**THE EXERCISE:** Using the listing below, copy every line that mentions "this".

>> Begin RECORDS TO USE

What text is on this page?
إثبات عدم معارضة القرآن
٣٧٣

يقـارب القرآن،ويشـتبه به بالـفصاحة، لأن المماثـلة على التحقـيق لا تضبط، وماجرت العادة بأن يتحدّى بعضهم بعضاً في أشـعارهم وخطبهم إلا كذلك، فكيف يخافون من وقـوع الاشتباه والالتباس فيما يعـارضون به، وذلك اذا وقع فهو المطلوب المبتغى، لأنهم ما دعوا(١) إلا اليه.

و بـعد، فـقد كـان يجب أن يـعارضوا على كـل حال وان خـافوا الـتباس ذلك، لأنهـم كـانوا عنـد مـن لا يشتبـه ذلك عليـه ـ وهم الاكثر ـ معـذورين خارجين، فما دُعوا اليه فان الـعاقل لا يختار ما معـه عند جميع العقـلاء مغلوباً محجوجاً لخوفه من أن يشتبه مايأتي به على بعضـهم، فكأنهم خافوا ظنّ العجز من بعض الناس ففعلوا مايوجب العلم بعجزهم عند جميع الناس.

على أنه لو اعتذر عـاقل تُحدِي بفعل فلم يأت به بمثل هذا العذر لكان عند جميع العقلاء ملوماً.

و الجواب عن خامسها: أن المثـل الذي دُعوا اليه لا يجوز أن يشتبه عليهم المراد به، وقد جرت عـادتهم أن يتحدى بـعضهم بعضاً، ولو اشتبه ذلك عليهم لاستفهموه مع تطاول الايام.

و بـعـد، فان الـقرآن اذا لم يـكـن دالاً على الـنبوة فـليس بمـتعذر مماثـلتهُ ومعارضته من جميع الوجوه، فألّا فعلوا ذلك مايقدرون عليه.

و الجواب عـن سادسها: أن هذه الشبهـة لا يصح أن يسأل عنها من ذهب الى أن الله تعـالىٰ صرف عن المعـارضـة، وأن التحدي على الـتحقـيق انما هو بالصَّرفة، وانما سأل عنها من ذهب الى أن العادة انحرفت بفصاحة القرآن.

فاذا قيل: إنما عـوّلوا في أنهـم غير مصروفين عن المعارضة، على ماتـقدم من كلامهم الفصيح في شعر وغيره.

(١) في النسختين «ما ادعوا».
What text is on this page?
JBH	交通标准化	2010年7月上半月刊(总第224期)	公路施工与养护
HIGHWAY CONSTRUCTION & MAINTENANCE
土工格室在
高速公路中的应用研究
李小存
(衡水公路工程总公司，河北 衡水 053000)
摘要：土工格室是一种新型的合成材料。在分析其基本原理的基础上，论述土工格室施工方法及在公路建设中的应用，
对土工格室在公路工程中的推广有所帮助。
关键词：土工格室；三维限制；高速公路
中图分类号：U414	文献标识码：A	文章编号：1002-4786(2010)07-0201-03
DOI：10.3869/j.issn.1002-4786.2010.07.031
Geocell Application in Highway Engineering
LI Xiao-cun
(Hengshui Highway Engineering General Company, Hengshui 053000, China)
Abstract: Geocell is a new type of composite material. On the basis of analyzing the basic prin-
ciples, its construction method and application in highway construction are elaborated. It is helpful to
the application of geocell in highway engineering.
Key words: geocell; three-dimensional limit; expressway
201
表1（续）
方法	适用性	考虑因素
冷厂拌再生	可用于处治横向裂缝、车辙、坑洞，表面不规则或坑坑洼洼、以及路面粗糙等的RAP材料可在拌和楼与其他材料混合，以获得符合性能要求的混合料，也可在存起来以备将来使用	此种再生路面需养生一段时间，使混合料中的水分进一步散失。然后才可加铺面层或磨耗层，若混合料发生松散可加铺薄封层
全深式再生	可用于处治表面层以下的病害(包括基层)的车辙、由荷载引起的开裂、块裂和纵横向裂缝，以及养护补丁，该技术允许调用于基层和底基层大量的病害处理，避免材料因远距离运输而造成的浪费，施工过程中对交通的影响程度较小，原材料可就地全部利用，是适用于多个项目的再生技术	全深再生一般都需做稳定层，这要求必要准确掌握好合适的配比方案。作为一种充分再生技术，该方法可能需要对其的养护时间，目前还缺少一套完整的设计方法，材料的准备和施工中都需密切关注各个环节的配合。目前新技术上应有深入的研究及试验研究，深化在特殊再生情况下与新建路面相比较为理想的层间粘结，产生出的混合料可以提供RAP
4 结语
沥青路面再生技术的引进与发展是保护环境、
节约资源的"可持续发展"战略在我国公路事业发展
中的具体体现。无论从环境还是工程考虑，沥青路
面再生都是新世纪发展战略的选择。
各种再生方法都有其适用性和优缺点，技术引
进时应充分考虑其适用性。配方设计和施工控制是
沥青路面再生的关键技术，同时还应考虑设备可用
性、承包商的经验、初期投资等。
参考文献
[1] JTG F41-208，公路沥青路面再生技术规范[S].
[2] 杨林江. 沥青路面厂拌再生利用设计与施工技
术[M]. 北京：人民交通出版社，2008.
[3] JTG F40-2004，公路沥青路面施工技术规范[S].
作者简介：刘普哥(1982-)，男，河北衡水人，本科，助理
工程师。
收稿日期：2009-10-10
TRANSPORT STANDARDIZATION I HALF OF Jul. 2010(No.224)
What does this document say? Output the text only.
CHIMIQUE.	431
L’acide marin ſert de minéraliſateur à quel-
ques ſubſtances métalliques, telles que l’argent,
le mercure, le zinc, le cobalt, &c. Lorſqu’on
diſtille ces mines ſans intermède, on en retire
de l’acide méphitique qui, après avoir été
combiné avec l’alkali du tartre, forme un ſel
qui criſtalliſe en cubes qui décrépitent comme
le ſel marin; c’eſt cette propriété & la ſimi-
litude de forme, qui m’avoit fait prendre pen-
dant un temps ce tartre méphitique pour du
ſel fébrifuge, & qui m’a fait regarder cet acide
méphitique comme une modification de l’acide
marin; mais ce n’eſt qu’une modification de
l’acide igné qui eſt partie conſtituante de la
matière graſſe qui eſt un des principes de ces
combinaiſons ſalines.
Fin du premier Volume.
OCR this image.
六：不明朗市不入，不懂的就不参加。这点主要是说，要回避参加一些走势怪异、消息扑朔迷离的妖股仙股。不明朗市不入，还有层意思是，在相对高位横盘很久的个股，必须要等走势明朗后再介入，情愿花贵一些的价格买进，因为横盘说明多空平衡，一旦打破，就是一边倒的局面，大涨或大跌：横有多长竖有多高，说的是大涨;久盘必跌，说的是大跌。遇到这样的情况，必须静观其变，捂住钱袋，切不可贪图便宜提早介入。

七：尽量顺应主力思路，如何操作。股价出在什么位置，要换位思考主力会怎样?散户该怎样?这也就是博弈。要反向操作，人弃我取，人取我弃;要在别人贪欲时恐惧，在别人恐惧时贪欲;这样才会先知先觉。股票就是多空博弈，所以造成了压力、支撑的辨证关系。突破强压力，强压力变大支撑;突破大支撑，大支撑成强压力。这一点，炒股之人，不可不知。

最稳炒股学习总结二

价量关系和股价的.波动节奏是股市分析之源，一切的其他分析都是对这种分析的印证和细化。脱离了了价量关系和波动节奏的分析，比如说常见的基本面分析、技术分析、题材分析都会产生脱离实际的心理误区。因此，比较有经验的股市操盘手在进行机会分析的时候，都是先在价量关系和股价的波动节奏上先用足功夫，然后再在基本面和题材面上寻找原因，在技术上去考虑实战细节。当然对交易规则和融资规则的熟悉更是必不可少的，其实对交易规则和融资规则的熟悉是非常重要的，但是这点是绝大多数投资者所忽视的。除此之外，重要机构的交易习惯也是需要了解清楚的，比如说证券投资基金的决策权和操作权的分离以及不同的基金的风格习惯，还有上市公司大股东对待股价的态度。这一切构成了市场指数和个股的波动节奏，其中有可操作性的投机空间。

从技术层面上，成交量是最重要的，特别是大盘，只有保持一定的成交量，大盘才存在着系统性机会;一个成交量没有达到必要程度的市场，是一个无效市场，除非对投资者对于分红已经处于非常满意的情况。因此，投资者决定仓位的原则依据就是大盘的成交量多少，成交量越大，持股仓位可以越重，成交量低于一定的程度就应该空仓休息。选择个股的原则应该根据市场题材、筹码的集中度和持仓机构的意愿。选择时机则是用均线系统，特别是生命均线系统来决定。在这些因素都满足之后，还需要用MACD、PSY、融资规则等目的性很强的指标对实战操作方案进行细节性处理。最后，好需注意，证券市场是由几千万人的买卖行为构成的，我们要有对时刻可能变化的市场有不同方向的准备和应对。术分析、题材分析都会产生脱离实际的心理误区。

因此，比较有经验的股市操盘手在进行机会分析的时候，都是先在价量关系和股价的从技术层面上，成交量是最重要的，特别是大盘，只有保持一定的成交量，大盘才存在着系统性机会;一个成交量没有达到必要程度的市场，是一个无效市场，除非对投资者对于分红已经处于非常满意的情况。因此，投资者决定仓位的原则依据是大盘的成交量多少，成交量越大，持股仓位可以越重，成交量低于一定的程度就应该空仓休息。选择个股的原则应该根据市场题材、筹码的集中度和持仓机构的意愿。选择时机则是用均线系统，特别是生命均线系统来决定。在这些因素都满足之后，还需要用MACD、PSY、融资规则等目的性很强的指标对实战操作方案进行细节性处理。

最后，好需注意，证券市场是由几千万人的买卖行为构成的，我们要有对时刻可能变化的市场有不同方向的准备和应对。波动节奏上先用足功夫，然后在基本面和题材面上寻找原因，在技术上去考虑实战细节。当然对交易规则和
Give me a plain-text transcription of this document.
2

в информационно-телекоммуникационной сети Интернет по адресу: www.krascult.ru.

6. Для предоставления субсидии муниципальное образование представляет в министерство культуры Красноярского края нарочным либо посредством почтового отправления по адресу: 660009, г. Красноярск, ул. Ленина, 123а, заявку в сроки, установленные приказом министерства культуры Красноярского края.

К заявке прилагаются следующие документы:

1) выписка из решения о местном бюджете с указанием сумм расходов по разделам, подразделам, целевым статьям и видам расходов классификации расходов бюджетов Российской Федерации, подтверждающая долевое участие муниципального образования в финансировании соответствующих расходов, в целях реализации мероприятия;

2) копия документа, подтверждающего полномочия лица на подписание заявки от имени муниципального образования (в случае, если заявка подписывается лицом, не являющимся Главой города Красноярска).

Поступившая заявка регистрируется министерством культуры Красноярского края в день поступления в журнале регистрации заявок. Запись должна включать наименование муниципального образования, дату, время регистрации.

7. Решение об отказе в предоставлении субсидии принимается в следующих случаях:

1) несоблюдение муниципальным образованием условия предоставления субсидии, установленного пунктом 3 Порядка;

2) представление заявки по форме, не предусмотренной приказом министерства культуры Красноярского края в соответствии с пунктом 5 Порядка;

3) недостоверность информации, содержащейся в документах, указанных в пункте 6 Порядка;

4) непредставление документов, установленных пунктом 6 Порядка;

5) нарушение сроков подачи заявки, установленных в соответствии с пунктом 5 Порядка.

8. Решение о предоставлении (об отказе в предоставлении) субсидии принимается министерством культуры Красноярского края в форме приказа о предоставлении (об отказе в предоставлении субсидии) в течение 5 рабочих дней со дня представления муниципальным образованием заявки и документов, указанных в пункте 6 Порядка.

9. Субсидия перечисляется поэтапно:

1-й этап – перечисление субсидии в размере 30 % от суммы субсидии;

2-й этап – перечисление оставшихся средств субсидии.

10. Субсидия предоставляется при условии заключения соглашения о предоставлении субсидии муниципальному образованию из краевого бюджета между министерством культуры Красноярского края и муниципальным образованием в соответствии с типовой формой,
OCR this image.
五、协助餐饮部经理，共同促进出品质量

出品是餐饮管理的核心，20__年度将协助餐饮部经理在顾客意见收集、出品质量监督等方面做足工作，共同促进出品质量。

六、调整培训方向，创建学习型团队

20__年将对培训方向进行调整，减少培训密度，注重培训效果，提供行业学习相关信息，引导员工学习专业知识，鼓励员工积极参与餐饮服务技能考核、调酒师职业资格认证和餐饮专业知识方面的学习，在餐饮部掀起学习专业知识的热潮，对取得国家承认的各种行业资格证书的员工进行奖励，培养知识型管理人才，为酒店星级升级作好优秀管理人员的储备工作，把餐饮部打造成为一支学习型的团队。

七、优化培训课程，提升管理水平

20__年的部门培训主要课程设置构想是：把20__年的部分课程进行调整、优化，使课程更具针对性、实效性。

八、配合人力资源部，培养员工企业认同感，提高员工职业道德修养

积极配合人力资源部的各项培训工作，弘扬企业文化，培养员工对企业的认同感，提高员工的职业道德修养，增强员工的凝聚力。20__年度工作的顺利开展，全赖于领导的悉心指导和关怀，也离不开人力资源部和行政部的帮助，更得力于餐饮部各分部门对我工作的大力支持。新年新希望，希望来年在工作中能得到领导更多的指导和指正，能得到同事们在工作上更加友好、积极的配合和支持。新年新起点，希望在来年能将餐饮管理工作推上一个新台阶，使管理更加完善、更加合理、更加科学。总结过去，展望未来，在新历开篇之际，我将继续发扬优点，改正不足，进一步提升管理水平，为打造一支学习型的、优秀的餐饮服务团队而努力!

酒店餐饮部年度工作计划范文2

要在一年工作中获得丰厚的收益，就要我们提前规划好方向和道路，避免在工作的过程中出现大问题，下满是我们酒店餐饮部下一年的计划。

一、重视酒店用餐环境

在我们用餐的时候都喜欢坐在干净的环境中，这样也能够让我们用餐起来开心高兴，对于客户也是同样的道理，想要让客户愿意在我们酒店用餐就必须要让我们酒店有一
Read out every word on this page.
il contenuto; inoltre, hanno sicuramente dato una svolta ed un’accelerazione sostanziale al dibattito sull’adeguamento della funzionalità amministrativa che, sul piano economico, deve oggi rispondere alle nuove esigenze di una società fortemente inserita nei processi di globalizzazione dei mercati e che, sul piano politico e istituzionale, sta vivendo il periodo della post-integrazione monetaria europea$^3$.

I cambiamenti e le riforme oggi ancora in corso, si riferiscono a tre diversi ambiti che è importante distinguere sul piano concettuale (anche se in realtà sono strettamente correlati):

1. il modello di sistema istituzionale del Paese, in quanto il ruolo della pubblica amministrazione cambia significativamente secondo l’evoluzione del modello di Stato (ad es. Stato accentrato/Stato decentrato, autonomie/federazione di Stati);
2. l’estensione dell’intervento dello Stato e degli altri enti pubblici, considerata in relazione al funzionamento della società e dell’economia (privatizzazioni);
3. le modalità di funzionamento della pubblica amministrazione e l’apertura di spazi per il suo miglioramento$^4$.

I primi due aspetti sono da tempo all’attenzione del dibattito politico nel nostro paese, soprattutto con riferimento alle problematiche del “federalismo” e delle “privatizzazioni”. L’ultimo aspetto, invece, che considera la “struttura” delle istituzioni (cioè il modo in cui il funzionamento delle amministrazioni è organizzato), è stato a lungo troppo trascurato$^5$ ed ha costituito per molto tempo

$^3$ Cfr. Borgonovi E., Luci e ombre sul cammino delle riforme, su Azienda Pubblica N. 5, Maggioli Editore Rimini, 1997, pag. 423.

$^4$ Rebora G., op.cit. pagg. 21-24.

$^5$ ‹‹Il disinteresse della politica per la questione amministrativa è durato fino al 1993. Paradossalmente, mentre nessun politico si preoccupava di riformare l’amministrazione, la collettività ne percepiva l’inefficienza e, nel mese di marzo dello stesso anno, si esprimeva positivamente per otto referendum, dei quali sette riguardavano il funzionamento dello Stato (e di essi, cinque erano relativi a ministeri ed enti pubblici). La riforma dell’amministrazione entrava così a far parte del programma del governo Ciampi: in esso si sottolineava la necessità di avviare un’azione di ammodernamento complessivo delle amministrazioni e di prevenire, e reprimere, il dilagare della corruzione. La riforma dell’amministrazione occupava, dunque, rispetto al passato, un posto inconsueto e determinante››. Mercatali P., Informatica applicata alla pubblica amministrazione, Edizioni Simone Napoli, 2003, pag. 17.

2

>> End RECORDS TO USE

**TASK OUTPUT:**
What text is on this page?
What text is on this page?
What does this document say? Output the text only.
OCR this image.
Give me a plain-text transcription of this document.
OCR this image.
Read out every word on this page.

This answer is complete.